■ EXERCISE DESCRIPTION ■
Print all of the entries exactly, minus the pictures.

---------- DATA LISTING

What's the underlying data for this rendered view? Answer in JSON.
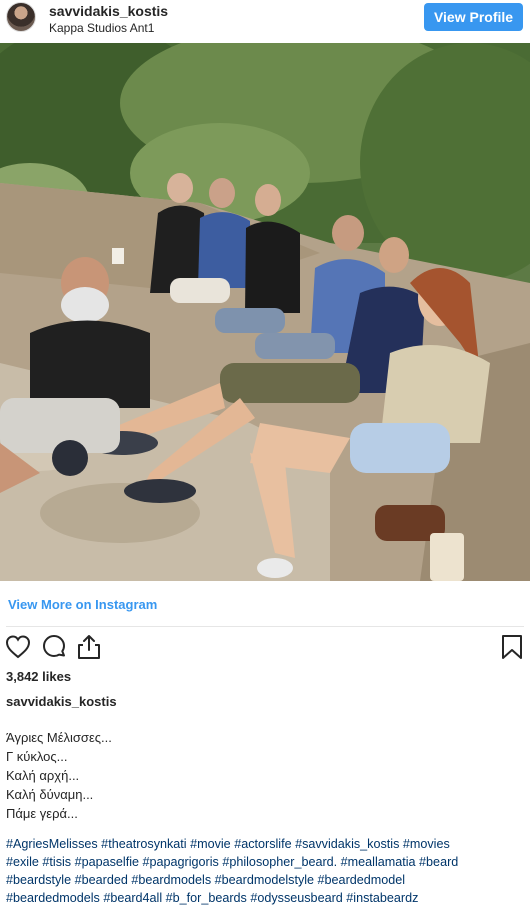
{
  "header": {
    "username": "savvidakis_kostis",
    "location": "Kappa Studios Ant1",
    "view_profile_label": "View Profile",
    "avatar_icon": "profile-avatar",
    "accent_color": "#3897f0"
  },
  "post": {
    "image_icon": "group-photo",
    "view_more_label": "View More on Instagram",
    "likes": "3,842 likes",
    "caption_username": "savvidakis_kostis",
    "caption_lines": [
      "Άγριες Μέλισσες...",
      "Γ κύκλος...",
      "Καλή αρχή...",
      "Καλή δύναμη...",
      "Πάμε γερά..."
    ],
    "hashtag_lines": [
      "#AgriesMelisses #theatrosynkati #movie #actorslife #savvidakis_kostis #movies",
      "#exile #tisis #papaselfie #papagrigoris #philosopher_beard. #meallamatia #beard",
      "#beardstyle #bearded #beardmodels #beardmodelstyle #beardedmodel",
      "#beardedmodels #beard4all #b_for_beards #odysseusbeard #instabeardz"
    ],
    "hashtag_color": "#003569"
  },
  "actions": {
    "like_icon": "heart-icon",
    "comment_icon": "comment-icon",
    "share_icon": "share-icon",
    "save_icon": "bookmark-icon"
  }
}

--------------------

■ SOLUTION ■
What's the underlying data for this rendered view? Answer in JSON.
{
  "header": {
    "username": "savvidakis_kostis",
    "location": "Kappa Studios Ant1",
    "view_profile_label": "View Profile",
    "avatar_icon": "profile-avatar",
    "accent_color": "#3897f0"
  },
  "post": {
    "image_icon": "group-photo",
    "view_more_label": "View More on Instagram",
    "likes": "3,842 likes",
    "caption_username": "savvidakis_kostis",
    "caption_lines": [
      "Άγριες Μέλισσες...",
      "Γ κύκλος...",
      "Καλή αρχή...",
      "Καλή δύναμη...",
      "Πάμε γερά..."
    ],
    "hashtag_lines": [
      "#AgriesMelisses #theatrosynkati #movie #actorslife #savvidakis_kostis #movies",
      "#exile #tisis #papaselfie #papagrigoris #philosopher_beard. #meallamatia #beard",
      "#beardstyle #bearded #beardmodels #beardmodelstyle #beardedmodel",
      "#beardedmodels #beard4all #b_for_beards #odysseusbeard #instabeardz"
    ],
    "hashtag_color": "#003569"
  },
  "actions": {
    "like_icon": "heart-icon",
    "comment_icon": "comment-icon",
    "share_icon": "share-icon",
    "save_icon": "bookmark-icon"
  }
}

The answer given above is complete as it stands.